Identify and copy all lines of the material where the string "quit" is found.

RECORDS FOR THIS EXERCISE >>
-.-.-
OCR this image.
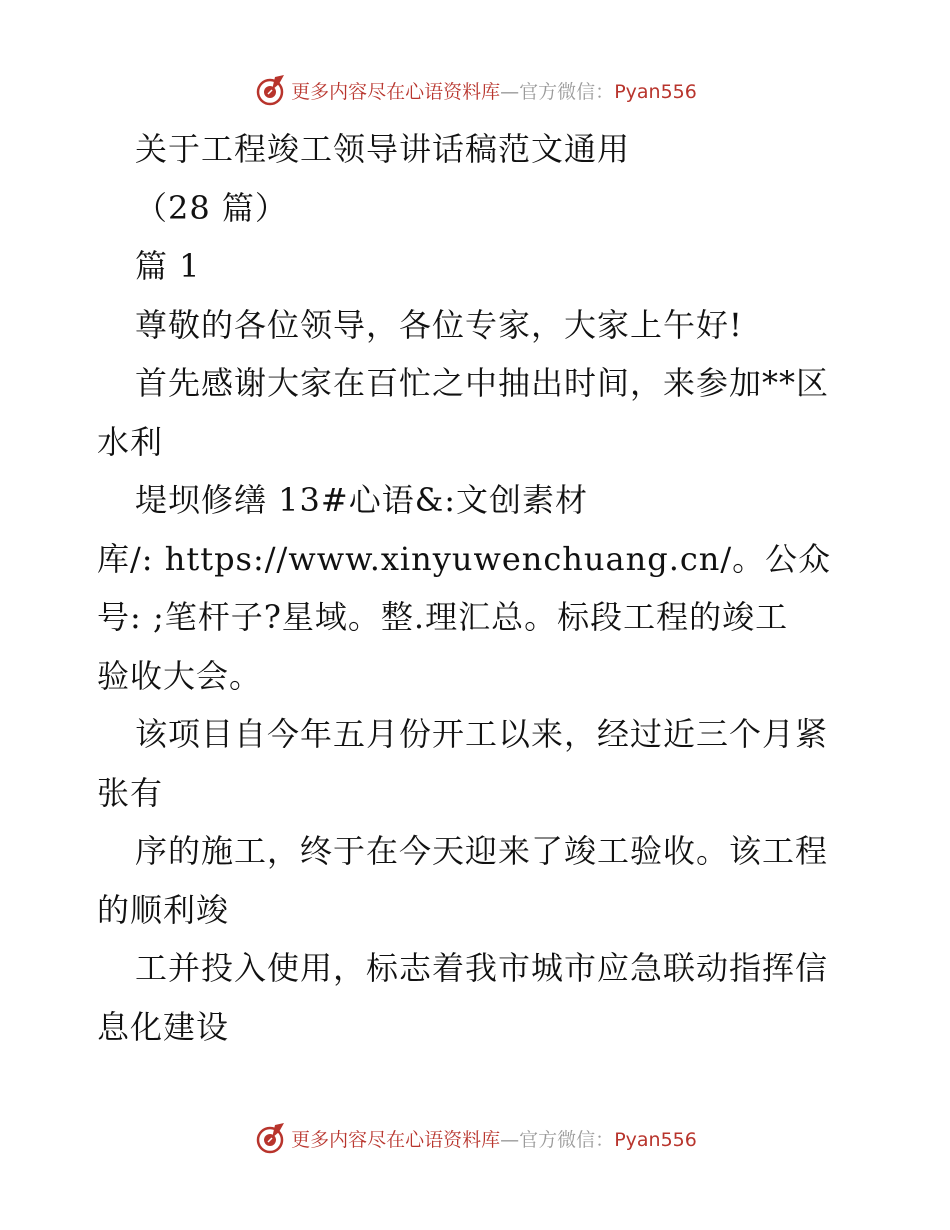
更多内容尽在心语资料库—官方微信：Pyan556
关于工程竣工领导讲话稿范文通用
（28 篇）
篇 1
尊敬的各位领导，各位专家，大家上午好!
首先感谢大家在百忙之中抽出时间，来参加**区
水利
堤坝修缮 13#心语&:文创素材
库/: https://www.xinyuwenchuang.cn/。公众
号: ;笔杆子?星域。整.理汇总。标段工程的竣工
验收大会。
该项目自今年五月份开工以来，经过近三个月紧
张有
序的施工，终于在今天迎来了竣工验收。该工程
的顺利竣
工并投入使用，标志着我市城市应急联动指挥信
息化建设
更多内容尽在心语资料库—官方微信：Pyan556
-.-.-
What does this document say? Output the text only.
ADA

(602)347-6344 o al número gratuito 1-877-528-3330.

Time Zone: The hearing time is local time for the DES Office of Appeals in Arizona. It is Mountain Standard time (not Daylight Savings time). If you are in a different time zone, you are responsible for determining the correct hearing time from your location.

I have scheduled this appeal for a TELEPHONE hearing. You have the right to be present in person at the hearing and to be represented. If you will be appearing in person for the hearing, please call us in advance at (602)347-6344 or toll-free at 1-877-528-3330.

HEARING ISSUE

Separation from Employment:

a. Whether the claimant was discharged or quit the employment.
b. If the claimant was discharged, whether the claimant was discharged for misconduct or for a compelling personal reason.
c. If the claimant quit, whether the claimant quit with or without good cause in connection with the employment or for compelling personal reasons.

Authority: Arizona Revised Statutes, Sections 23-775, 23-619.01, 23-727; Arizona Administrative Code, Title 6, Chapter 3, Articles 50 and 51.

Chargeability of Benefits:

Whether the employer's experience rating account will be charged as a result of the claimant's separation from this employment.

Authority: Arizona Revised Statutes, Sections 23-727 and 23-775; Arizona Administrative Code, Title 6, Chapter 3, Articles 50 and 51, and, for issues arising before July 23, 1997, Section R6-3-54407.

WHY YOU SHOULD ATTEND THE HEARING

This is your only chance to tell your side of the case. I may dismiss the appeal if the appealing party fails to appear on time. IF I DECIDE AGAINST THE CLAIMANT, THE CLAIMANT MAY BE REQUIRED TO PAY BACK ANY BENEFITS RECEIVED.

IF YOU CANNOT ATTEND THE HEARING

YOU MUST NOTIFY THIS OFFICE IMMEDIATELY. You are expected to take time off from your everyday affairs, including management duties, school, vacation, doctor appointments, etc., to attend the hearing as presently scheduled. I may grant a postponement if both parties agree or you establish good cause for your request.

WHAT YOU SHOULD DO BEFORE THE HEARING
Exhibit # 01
-.-.-
COMPLETED EXERCISE >>
a. Whether the claimant was discharged or quit the employment.
c. If the claimant quit, whether the claimant quit with or without good cause in connection with the employment or for compelling personal reasons.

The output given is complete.